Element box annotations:
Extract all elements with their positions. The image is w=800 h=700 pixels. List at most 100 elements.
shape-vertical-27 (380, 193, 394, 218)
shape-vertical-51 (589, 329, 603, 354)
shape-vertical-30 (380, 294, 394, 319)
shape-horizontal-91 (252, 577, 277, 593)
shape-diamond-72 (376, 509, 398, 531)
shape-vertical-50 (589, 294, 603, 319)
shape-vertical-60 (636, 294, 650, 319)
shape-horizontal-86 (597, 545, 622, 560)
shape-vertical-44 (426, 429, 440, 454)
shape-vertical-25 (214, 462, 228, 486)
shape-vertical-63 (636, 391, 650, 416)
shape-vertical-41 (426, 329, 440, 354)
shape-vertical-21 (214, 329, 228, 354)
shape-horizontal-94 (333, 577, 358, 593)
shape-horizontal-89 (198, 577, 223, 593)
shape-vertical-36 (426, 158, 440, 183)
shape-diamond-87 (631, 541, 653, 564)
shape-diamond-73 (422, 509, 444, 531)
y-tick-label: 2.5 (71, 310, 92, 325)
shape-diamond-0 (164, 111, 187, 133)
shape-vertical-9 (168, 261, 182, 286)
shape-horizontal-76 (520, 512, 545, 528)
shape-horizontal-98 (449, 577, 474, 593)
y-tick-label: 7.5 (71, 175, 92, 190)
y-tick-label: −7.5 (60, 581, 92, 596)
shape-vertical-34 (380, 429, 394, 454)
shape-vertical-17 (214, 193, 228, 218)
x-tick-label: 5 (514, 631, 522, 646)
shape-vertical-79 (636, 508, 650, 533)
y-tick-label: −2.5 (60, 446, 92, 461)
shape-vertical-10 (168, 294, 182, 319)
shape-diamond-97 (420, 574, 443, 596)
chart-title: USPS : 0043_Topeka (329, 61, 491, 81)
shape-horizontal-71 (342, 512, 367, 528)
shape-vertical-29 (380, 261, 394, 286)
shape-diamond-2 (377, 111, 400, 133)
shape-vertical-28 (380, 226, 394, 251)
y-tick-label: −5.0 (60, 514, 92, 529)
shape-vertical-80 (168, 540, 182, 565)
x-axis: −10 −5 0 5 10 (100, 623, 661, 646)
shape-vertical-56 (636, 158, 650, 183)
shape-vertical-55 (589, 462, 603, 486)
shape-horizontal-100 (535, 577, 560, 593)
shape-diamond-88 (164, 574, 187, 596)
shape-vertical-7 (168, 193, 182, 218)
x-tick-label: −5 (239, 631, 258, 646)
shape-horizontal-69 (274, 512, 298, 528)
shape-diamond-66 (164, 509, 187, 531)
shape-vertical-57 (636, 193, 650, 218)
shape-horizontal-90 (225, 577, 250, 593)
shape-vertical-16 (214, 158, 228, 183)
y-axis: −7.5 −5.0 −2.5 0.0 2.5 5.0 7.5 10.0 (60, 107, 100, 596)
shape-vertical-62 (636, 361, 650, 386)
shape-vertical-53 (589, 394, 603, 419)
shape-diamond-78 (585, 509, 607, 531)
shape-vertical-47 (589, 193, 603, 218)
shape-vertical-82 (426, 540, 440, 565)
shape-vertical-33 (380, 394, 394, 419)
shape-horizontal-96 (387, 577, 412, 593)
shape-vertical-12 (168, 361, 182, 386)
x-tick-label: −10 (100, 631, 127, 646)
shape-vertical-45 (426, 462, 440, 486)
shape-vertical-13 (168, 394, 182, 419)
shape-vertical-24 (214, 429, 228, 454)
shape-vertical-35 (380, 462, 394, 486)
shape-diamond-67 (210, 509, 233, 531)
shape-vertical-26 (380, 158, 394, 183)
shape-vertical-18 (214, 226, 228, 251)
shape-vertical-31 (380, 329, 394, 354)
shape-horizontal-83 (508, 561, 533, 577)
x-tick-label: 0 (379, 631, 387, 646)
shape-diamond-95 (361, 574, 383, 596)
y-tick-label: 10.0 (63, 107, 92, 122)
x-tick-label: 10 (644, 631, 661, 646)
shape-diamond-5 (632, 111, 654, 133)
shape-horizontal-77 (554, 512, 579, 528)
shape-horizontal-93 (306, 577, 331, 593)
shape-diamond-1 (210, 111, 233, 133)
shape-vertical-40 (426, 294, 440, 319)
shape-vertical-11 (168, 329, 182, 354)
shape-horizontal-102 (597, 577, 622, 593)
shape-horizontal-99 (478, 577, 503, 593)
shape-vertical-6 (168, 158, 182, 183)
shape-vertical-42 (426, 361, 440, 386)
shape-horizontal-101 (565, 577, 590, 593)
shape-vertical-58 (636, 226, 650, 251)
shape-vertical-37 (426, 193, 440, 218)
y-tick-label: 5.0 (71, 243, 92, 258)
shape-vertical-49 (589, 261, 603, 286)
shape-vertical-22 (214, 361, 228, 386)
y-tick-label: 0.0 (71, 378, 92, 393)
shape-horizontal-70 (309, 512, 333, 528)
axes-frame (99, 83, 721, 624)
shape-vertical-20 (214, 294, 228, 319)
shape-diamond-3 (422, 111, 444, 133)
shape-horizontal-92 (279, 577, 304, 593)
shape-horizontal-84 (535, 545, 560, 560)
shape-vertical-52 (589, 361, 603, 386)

**SHORT TASK:** Copy the records verbatim from their first line through the line containing "shape-vertical-44 (426, 429, 440, 454)", including both ends.

**ANSWER:**
Extract all elements with their positions. The image is w=800 h=700 pixels. List at most 100 elements.
shape-vertical-27 (380, 193, 394, 218)
shape-vertical-51 (589, 329, 603, 354)
shape-vertical-30 (380, 294, 394, 319)
shape-horizontal-91 (252, 577, 277, 593)
shape-diamond-72 (376, 509, 398, 531)
shape-vertical-50 (589, 294, 603, 319)
shape-vertical-60 (636, 294, 650, 319)
shape-horizontal-86 (597, 545, 622, 560)
shape-vertical-44 (426, 429, 440, 454)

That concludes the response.